**The problem:**
Your task is to write out the complete listing exactly as it is shown.

**Records for the task:**
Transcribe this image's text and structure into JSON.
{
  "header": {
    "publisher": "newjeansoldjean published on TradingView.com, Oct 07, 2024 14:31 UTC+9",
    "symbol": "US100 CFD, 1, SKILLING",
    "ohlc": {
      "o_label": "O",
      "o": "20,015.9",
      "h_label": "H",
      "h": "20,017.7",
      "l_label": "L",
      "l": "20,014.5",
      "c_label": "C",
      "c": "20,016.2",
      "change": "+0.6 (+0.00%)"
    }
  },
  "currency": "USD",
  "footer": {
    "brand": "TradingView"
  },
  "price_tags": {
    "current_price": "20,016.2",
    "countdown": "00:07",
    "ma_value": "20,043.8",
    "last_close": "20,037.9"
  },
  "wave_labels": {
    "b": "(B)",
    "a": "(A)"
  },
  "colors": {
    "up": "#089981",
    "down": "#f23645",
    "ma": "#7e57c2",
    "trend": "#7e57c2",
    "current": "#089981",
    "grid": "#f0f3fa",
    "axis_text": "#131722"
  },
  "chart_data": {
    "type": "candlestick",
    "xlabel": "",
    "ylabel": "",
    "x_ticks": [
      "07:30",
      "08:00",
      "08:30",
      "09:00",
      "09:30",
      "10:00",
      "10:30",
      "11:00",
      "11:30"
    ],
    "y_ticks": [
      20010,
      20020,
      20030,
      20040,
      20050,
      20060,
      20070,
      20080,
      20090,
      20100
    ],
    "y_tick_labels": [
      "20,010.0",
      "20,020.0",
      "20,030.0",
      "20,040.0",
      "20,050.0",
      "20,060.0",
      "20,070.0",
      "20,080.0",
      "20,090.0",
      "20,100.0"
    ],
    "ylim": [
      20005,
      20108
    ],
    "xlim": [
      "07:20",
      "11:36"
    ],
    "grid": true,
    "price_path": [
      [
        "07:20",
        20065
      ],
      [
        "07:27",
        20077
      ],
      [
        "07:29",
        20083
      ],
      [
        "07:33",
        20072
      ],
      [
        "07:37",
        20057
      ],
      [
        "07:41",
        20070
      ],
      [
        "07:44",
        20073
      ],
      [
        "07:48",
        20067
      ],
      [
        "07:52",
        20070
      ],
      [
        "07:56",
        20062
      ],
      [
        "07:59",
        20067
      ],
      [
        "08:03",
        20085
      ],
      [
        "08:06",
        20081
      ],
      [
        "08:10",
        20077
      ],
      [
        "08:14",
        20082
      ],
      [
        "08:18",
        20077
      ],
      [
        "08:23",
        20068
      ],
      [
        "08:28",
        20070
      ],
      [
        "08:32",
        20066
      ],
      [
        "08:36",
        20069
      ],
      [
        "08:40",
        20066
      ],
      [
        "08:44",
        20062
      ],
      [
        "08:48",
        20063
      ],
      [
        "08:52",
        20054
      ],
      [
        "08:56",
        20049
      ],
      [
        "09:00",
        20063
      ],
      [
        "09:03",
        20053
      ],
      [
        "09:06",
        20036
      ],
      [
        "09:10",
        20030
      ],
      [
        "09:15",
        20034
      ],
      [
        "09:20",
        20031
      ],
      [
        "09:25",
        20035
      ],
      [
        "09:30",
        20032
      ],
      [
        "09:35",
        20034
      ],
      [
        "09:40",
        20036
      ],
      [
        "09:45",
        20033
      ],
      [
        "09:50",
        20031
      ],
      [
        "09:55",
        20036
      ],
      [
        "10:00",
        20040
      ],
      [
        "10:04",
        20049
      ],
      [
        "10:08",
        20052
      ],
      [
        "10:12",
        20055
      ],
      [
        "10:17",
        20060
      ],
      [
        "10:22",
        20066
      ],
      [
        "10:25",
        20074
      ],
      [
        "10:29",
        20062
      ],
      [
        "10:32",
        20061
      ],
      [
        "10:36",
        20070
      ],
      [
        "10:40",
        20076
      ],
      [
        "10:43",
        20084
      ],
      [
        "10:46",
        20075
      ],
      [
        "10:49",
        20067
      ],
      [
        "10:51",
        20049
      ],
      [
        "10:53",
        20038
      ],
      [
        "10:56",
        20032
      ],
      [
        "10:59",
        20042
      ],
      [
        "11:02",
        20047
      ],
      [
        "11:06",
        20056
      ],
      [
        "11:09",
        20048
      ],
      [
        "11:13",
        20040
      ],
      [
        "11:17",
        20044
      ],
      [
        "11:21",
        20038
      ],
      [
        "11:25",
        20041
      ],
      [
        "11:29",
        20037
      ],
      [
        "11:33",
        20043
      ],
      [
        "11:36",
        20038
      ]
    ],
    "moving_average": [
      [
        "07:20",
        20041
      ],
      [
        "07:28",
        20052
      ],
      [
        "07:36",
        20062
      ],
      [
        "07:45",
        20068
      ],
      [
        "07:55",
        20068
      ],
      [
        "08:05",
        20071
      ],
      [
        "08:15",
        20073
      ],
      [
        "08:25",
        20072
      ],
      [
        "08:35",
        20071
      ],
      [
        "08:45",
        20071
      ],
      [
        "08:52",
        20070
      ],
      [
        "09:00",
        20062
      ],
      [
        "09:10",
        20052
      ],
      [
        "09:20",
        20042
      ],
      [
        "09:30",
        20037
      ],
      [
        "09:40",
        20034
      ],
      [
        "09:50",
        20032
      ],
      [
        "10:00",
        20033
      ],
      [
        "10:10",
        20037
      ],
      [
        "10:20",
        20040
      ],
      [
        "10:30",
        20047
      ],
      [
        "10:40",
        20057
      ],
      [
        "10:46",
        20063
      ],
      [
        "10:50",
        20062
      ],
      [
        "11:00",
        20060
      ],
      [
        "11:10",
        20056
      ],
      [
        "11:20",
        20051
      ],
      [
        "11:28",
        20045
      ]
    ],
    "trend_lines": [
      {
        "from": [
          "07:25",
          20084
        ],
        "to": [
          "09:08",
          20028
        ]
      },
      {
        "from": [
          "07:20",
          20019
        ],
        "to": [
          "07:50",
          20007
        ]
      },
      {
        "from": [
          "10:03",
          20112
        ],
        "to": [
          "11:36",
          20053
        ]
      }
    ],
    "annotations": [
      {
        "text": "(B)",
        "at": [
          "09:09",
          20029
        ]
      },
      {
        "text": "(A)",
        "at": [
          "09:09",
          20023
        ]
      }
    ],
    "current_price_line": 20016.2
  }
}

**Solution below:**
Transcribe this image's text and structure into JSON.
{
  "header": {
    "publisher": "newjeansoldjean published on TradingView.com, Oct 07, 2024 14:31 UTC+9",
    "symbol": "US100 CFD, 1, SKILLING",
    "ohlc": {
      "o_label": "O",
      "o": "20,015.9",
      "h_label": "H",
      "h": "20,017.7",
      "l_label": "L",
      "l": "20,014.5",
      "c_label": "C",
      "c": "20,016.2",
      "change": "+0.6 (+0.00%)"
    }
  },
  "currency": "USD",
  "footer": {
    "brand": "TradingView"
  },
  "price_tags": {
    "current_price": "20,016.2",
    "countdown": "00:07",
    "ma_value": "20,043.8",
    "last_close": "20,037.9"
  },
  "wave_labels": {
    "b": "(B)",
    "a": "(A)"
  },
  "colors": {
    "up": "#089981",
    "down": "#f23645",
    "ma": "#7e57c2",
    "trend": "#7e57c2",
    "current": "#089981",
    "grid": "#f0f3fa",
    "axis_text": "#131722"
  },
  "chart_data": {
    "type": "candlestick",
    "xlabel": "",
    "ylabel": "",
    "x_ticks": [
      "07:30",
      "08:00",
      "08:30",
      "09:00",
      "09:30",
      "10:00",
      "10:30",
      "11:00",
      "11:30"
    ],
    "y_ticks": [
      20010,
      20020,
      20030,
      20040,
      20050,
      20060,
      20070,
      20080,
      20090,
      20100
    ],
    "y_tick_labels": [
      "20,010.0",
      "20,020.0",
      "20,030.0",
      "20,040.0",
      "20,050.0",
      "20,060.0",
      "20,070.0",
      "20,080.0",
      "20,090.0",
      "20,100.0"
    ],
    "ylim": [
      20005,
      20108
    ],
    "xlim": [
      "07:20",
      "11:36"
    ],
    "grid": true,
    "price_path": [
      [
        "07:20",
        20065
      ],
      [
        "07:27",
        20077
      ],
      [
        "07:29",
        20083
      ],
      [
        "07:33",
        20072
      ],
      [
        "07:37",
        20057
      ],
      [
        "07:41",
        20070
      ],
      [
        "07:44",
        20073
      ],
      [
        "07:48",
        20067
      ],
      [
        "07:52",
        20070
      ],
      [
        "07:56",
        20062
      ],
      [
        "07:59",
        20067
      ],
      [
        "08:03",
        20085
      ],
      [
        "08:06",
        20081
      ],
      [
        "08:10",
        20077
      ],
      [
        "08:14",
        20082
      ],
      [
        "08:18",
        20077
      ],
      [
        "08:23",
        20068
      ],
      [
        "08:28",
        20070
      ],
      [
        "08:32",
        20066
      ],
      [
        "08:36",
        20069
      ],
      [
        "08:40",
        20066
      ],
      [
        "08:44",
        20062
      ],
      [
        "08:48",
        20063
      ],
      [
        "08:52",
        20054
      ],
      [
        "08:56",
        20049
      ],
      [
        "09:00",
        20063
      ],
      [
        "09:03",
        20053
      ],
      [
        "09:06",
        20036
      ],
      [
        "09:10",
        20030
      ],
      [
        "09:15",
        20034
      ],
      [
        "09:20",
        20031
      ],
      [
        "09:25",
        20035
      ],
      [
        "09:30",
        20032
      ],
      [
        "09:35",
        20034
      ],
      [
        "09:40",
        20036
      ],
      [
        "09:45",
        20033
      ],
      [
        "09:50",
        20031
      ],
      [
        "09:55",
        20036
      ],
      [
        "10:00",
        20040
      ],
      [
        "10:04",
        20049
      ],
      [
        "10:08",
        20052
      ],
      [
        "10:12",
        20055
      ],
      [
        "10:17",
        20060
      ],
      [
        "10:22",
        20066
      ],
      [
        "10:25",
        20074
      ],
      [
        "10:29",
        20062
      ],
      [
        "10:32",
        20061
      ],
      [
        "10:36",
        20070
      ],
      [
        "10:40",
        20076
      ],
      [
        "10:43",
        20084
      ],
      [
        "10:46",
        20075
      ],
      [
        "10:49",
        20067
      ],
      [
        "10:51",
        20049
      ],
      [
        "10:53",
        20038
      ],
      [
        "10:56",
        20032
      ],
      [
        "10:59",
        20042
      ],
      [
        "11:02",
        20047
      ],
      [
        "11:06",
        20056
      ],
      [
        "11:09",
        20048
      ],
      [
        "11:13",
        20040
      ],
      [
        "11:17",
        20044
      ],
      [
        "11:21",
        20038
      ],
      [
        "11:25",
        20041
      ],
      [
        "11:29",
        20037
      ],
      [
        "11:33",
        20043
      ],
      [
        "11:36",
        20038
      ]
    ],
    "moving_average": [
      [
        "07:20",
        20041
      ],
      [
        "07:28",
        20052
      ],
      [
        "07:36",
        20062
      ],
      [
        "07:45",
        20068
      ],
      [
        "07:55",
        20068
      ],
      [
        "08:05",
        20071
      ],
      [
        "08:15",
        20073
      ],
      [
        "08:25",
        20072
      ],
      [
        "08:35",
        20071
      ],
      [
        "08:45",
        20071
      ],
      [
        "08:52",
        20070
      ],
      [
        "09:00",
        20062
      ],
      [
        "09:10",
        20052
      ],
      [
        "09:20",
        20042
      ],
      [
        "09:30",
        20037
      ],
      [
        "09:40",
        20034
      ],
      [
        "09:50",
        20032
      ],
      [
        "10:00",
        20033
      ],
      [
        "10:10",
        20037
      ],
      [
        "10:20",
        20040
      ],
      [
        "10:30",
        20047
      ],
      [
        "10:40",
        20057
      ],
      [
        "10:46",
        20063
      ],
      [
        "10:50",
        20062
      ],
      [
        "11:00",
        20060
      ],
      [
        "11:10",
        20056
      ],
      [
        "11:20",
        20051
      ],
      [
        "11:28",
        20045
      ]
    ],
    "trend_lines": [
      {
        "from": [
          "07:25",
          20084
        ],
        "to": [
          "09:08",
          20028
        ]
      },
      {
        "from": [
          "07:20",
          20019
        ],
        "to": [
          "07:50",
          20007
        ]
      },
      {
        "from": [
          "10:03",
          20112
        ],
        "to": [
          "11:36",
          20053
        ]
      }
    ],
    "annotations": [
      {
        "text": "(B)",
        "at": [
          "09:09",
          20029
        ]
      },
      {
        "text": "(A)",
        "at": [
          "09:09",
          20023
        ]
      }
    ],
    "current_price_line": 20016.2
  }
}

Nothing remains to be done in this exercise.